* **CHALLENGE**
Without the pictures, output the records below word for word.

* **MATERIAL FOR THE TASK**
══════

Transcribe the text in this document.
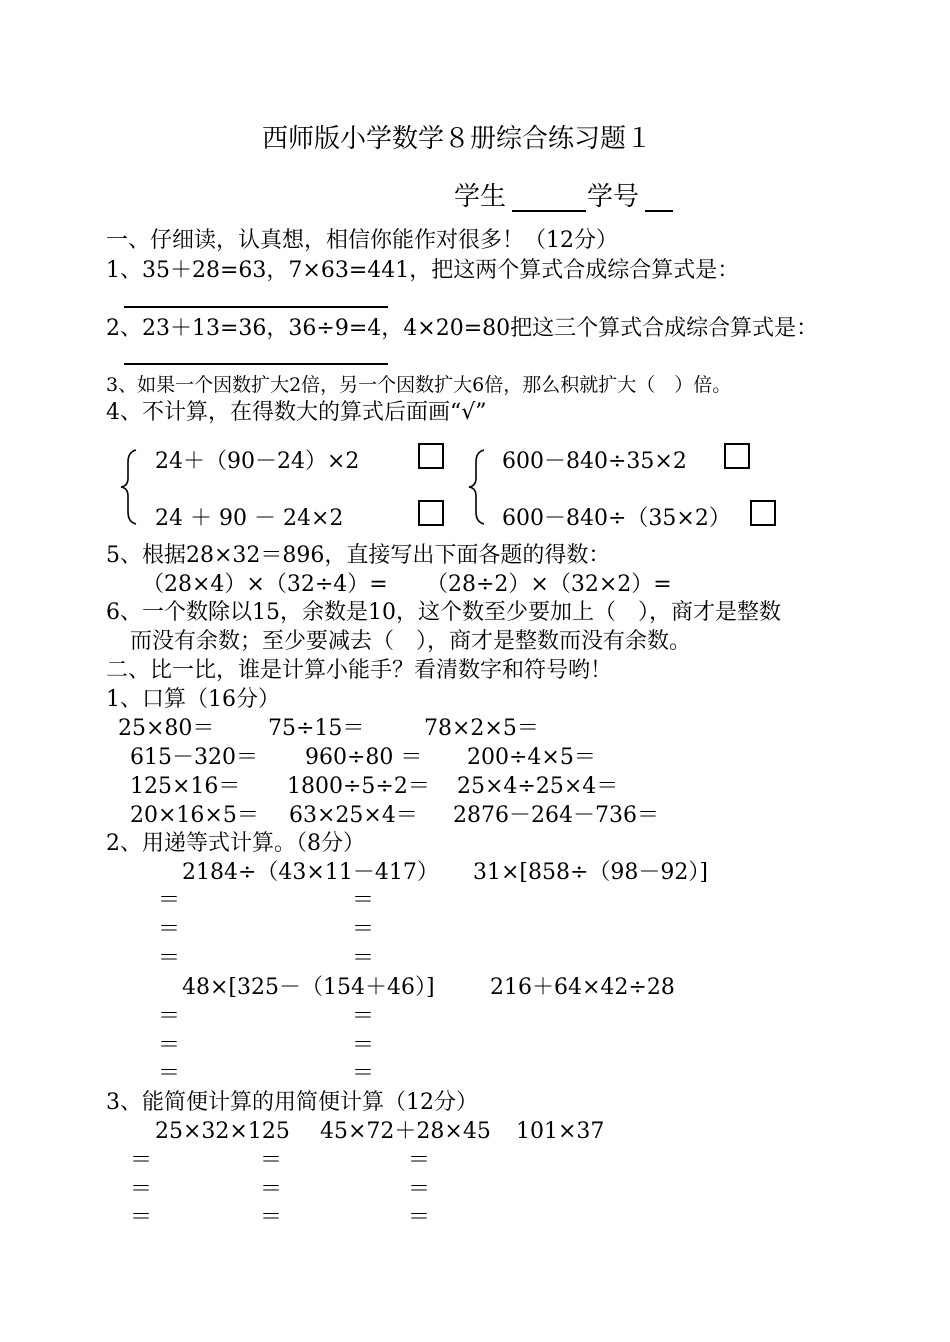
西师版小学数学８册综合练习题１
学生	学号
一、仔细读，认真想，相信你能作对很多！（12分）
1、35＋28=63，7×63=441，把这两个算式合成综合算式是：
2、23＋13=36，36÷9=4，4×20=80把这三个算式合成综合算式是：
3、如果一个因数扩大2倍，另一个因数扩大6倍，那么积就扩大（　）倍。
4、不计算，在得数大的算式后面画“√”
24＋（90－24）×2
24 ＋ 90 － 24×2
600－840÷35×2
600－840÷（35×2）
5、根据28×32＝896，直接写出下面各题的得数：
（28×4）×（32÷4）= （28÷2）×（32×2）=
6、一个数除以15，余数是10，这个数至少要加上（　），商才是整数
而没有余数；至少要减去（　），商才是整数而没有余数。
二、比一比，谁是计算小能手？看清数字和符号哟！
1、口算（16分）
25×80＝ 75÷15＝	78×2×5＝
615－320＝ 960÷80 ＝ 200÷4×5＝
125×16＝ 1800÷5÷2＝ 25×4÷25×4＝
20×16×5＝ 63×25×4＝ 2876－264－736＝
2、用递等式计算。（8分）
2184÷（43×11－417） 31×[858÷（98－92）]
＝	＝
＝	＝
＝	＝
48×[325－（154＋46）]	216＋64×42÷28
＝	＝
＝	＝
＝	＝
3、能简便计算的用简便计算（12分）
25×32×125 45×72＋28×45 101×37
＝	＝	＝
＝	＝	＝
＝	＝	＝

══════

* **EXERCISE SOLUTION**
Transcribe the text in this document.
西师版小学数学８册综合练习题１
学生	学号
一、仔细读，认真想，相信你能作对很多！（12分）
1、35＋28=63，7×63=441，把这两个算式合成综合算式是：
2、23＋13=36，36÷9=4，4×20=80把这三个算式合成综合算式是：
3、如果一个因数扩大2倍，另一个因数扩大6倍，那么积就扩大（　）倍。
4、不计算，在得数大的算式后面画“√”
24＋（90－24）×2
24 ＋ 90 － 24×2
600－840÷35×2
600－840÷（35×2）
5、根据28×32＝896，直接写出下面各题的得数：
（28×4）×（32÷4）= （28÷2）×（32×2）=
6、一个数除以15，余数是10，这个数至少要加上（　），商才是整数
而没有余数；至少要减去（　），商才是整数而没有余数。
二、比一比，谁是计算小能手？看清数字和符号哟！
1、口算（16分）
25×80＝ 75÷15＝	78×2×5＝
615－320＝ 960÷80 ＝ 200÷4×5＝
125×16＝ 1800÷5÷2＝ 25×4÷25×4＝
20×16×5＝ 63×25×4＝ 2876－264－736＝
2、用递等式计算。（8分）
2184÷（43×11－417） 31×[858÷（98－92）]
＝	＝
＝	＝
＝	＝
48×[325－（154＋46）]	216＋64×42÷28
＝	＝
＝	＝
＝	＝
3、能简便计算的用简便计算（12分）
25×32×125 45×72＋28×45 101×37
＝	＝	＝
＝	＝	＝
＝	＝	＝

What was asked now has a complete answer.